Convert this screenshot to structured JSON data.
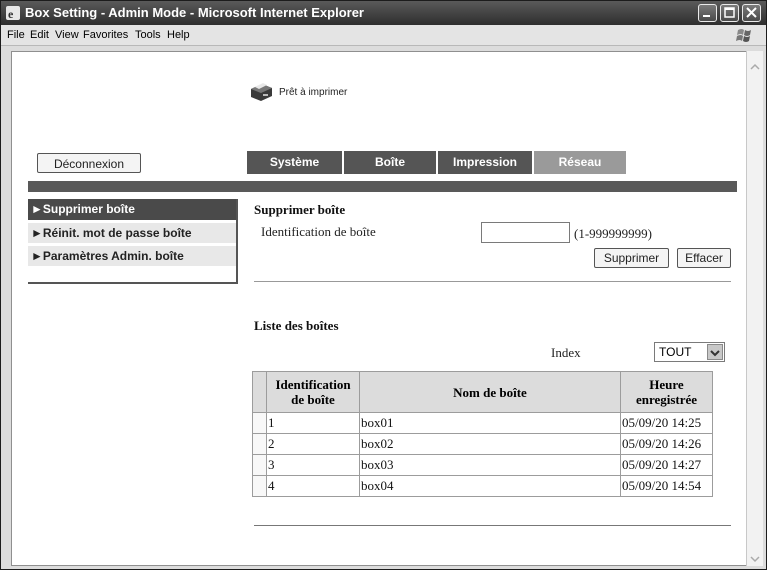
{
  "window": {
    "title": "Box Setting - Admin Mode - Microsoft Internet Explorer"
  },
  "menu": [
    {
      "label": "File"
    },
    {
      "label": "Edit"
    },
    {
      "label": "View"
    },
    {
      "label": "Favorites"
    },
    {
      "label": "Tools"
    },
    {
      "label": "Help"
    }
  ],
  "status": {
    "text": "Prêt à imprimer",
    "icon": "printer-icon"
  },
  "logout_label": "Déconnexion",
  "tabs": [
    {
      "label": "Système",
      "active": false
    },
    {
      "label": "Boîte",
      "active": false
    },
    {
      "label": "Impression",
      "active": false
    },
    {
      "label": "Réseau",
      "active": true
    }
  ],
  "sidebar": {
    "items": [
      {
        "label": "►Supprimer boîte",
        "selected": true
      },
      {
        "label": "►Réinit. mot de passe boîte",
        "selected": false
      },
      {
        "label": "►Paramètres Admin. boîte",
        "selected": false
      }
    ]
  },
  "delete_section": {
    "title": "Supprimer boîte",
    "field_label": "Identification de boîte",
    "field_value": "",
    "range_hint": "(1-999999999)",
    "delete_button": "Supprimer",
    "clear_button": "Effacer"
  },
  "list_section": {
    "title": "Liste des boîtes",
    "index_label": "Index",
    "index_value": "TOUT",
    "headers": {
      "id": "Identification de boîte",
      "name": "Nom de boîte",
      "time": "Heure enregistrée"
    },
    "rows": [
      {
        "id": "1",
        "name": "box01",
        "time": "05/09/20 14:25"
      },
      {
        "id": "2",
        "name": "box02",
        "time": "05/09/20 14:26"
      },
      {
        "id": "3",
        "name": "box03",
        "time": "05/09/20 14:27"
      },
      {
        "id": "4",
        "name": "box04",
        "time": "05/09/20 14:54"
      }
    ]
  },
  "colors": {
    "titlebar": "#3d3d3d",
    "tab_bg": "#555555",
    "tab_active": "#9a9a9a",
    "sidebar_selected": "#4a4a4a"
  }
}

• **Instruction**:
Keep every word of the data as it is when you write it out, but drop the pictures.

• **Task output**:
Convert this screenshot to structured JSON data.
{
  "window": {
    "title": "Box Setting - Admin Mode - Microsoft Internet Explorer"
  },
  "menu": [
    {
      "label": "File"
    },
    {
      "label": "Edit"
    },
    {
      "label": "View"
    },
    {
      "label": "Favorites"
    },
    {
      "label": "Tools"
    },
    {
      "label": "Help"
    }
  ],
  "status": {
    "text": "Prêt à imprimer",
    "icon": "printer-icon"
  },
  "logout_label": "Déconnexion",
  "tabs": [
    {
      "label": "Système",
      "active": false
    },
    {
      "label": "Boîte",
      "active": false
    },
    {
      "label": "Impression",
      "active": false
    },
    {
      "label": "Réseau",
      "active": true
    }
  ],
  "sidebar": {
    "items": [
      {
        "label": "►Supprimer boîte",
        "selected": true
      },
      {
        "label": "►Réinit. mot de passe boîte",
        "selected": false
      },
      {
        "label": "►Paramètres Admin. boîte",
        "selected": false
      }
    ]
  },
  "delete_section": {
    "title": "Supprimer boîte",
    "field_label": "Identification de boîte",
    "field_value": "",
    "range_hint": "(1-999999999)",
    "delete_button": "Supprimer",
    "clear_button": "Effacer"
  },
  "list_section": {
    "title": "Liste des boîtes",
    "index_label": "Index",
    "index_value": "TOUT",
    "headers": {
      "id": "Identification de boîte",
      "name": "Nom de boîte",
      "time": "Heure enregistrée"
    },
    "rows": [
      {
        "id": "1",
        "name": "box01",
        "time": "05/09/20 14:25"
      },
      {
        "id": "2",
        "name": "box02",
        "time": "05/09/20 14:26"
      },
      {
        "id": "3",
        "name": "box03",
        "time": "05/09/20 14:27"
      },
      {
        "id": "4",
        "name": "box04",
        "time": "05/09/20 14:54"
      }
    ]
  },
  "colors": {
    "titlebar": "#3d3d3d",
    "tab_bg": "#555555",
    "tab_active": "#9a9a9a",
    "sidebar_selected": "#4a4a4a"
  }
}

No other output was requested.